**What to work on**. Copy every record word for word.

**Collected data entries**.
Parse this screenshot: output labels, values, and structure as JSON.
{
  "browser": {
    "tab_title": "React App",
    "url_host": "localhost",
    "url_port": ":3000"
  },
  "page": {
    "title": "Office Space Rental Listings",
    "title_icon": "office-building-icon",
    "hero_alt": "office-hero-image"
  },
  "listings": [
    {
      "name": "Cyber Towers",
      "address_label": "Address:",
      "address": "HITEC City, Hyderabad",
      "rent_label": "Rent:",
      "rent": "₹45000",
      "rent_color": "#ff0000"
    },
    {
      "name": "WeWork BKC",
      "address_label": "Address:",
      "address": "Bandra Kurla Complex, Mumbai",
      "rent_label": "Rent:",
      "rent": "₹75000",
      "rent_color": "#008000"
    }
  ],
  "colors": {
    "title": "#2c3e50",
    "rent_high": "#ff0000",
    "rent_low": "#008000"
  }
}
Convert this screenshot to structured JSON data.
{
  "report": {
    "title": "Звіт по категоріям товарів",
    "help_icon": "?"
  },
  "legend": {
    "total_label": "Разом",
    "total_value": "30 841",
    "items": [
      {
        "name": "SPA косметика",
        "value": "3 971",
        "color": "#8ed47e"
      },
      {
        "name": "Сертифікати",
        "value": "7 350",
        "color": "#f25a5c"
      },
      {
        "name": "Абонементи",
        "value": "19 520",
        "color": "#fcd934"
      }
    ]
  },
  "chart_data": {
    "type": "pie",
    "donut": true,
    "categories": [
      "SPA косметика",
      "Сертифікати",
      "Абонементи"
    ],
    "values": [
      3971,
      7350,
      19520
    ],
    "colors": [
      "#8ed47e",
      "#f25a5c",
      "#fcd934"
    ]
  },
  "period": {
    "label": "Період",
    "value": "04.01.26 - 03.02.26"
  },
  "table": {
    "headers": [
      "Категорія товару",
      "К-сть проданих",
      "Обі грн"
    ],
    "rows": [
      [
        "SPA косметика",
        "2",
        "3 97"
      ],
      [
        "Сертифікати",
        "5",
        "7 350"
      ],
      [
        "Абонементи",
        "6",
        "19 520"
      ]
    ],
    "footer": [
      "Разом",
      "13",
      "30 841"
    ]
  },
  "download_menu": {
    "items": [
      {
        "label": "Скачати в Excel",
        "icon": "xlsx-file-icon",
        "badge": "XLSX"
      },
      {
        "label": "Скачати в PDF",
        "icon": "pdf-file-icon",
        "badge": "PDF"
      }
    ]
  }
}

**Task response**.
Parse this screenshot: output labels, values, and structure as JSON.
{
  "browser": {
    "tab_title": "React App",
    "url_host": "localhost",
    "url_port": ":3000"
  },
  "page": {
    "title": "Office Space Rental Listings",
    "title_icon": "office-building-icon",
    "hero_alt": "office-hero-image"
  },
  "listings": [
    {
      "name": "Cyber Towers",
      "address_label": "Address:",
      "address": "HITEC City, Hyderabad",
      "rent_label": "Rent:",
      "rent": "₹45000",
      "rent_color": "#ff0000"
    },
    {
      "name": "WeWork BKC",
      "address_label": "Address:",
      "address": "Bandra Kurla Complex, Mumbai",
      "rent_label": "Rent:",
      "rent": "₹75000",
      "rent_color": "#008000"
    }
  ],
  "colors": {
    "title": "#2c3e50",
    "rent_high": "#ff0000",
    "rent_low": "#008000"
  }
}
Convert this screenshot to structured JSON data.
{
  "report": {
    "title": "Звіт по категоріям товарів",
    "help_icon": "?"
  },
  "legend": {
    "total_label": "Разом",
    "total_value": "30 841",
    "items": [
      {
        "name": "SPA косметика",
        "value": "3 971",
        "color": "#8ed47e"
      },
      {
        "name": "Сертифікати",
        "value": "7 350",
        "color": "#f25a5c"
      },
      {
        "name": "Абонементи",
        "value": "19 520",
        "color": "#fcd934"
      }
    ]
  },
  "chart_data": {
    "type": "pie",
    "donut": true,
    "categories": [
      "SPA косметика",
      "Сертифікати",
      "Абонементи"
    ],
    "values": [
      3971,
      7350,
      19520
    ],
    "colors": [
      "#8ed47e",
      "#f25a5c",
      "#fcd934"
    ]
  },
  "period": {
    "label": "Період",
    "value": "04.01.26 - 03.02.26"
  },
  "table": {
    "headers": [
      "Категорія товару",
      "К-сть проданих",
      "Обі грн"
    ],
    "rows": [
      [
        "SPA косметика",
        "2",
        "3 97"
      ],
      [
        "Сертифікати",
        "5",
        "7 350"
      ],
      [
        "Абонементи",
        "6",
        "19 520"
      ]
    ],
    "footer": [
      "Разом",
      "13",
      "30 841"
    ]
  },
  "download_menu": {
    "items": [
      {
        "label": "Скачати в Excel",
        "icon": "xlsx-file-icon",
        "badge": "XLSX"
      },
      {
        "label": "Скачати в PDF",
        "icon": "pdf-file-icon",
        "badge": "PDF"
      }
    ]
  }
}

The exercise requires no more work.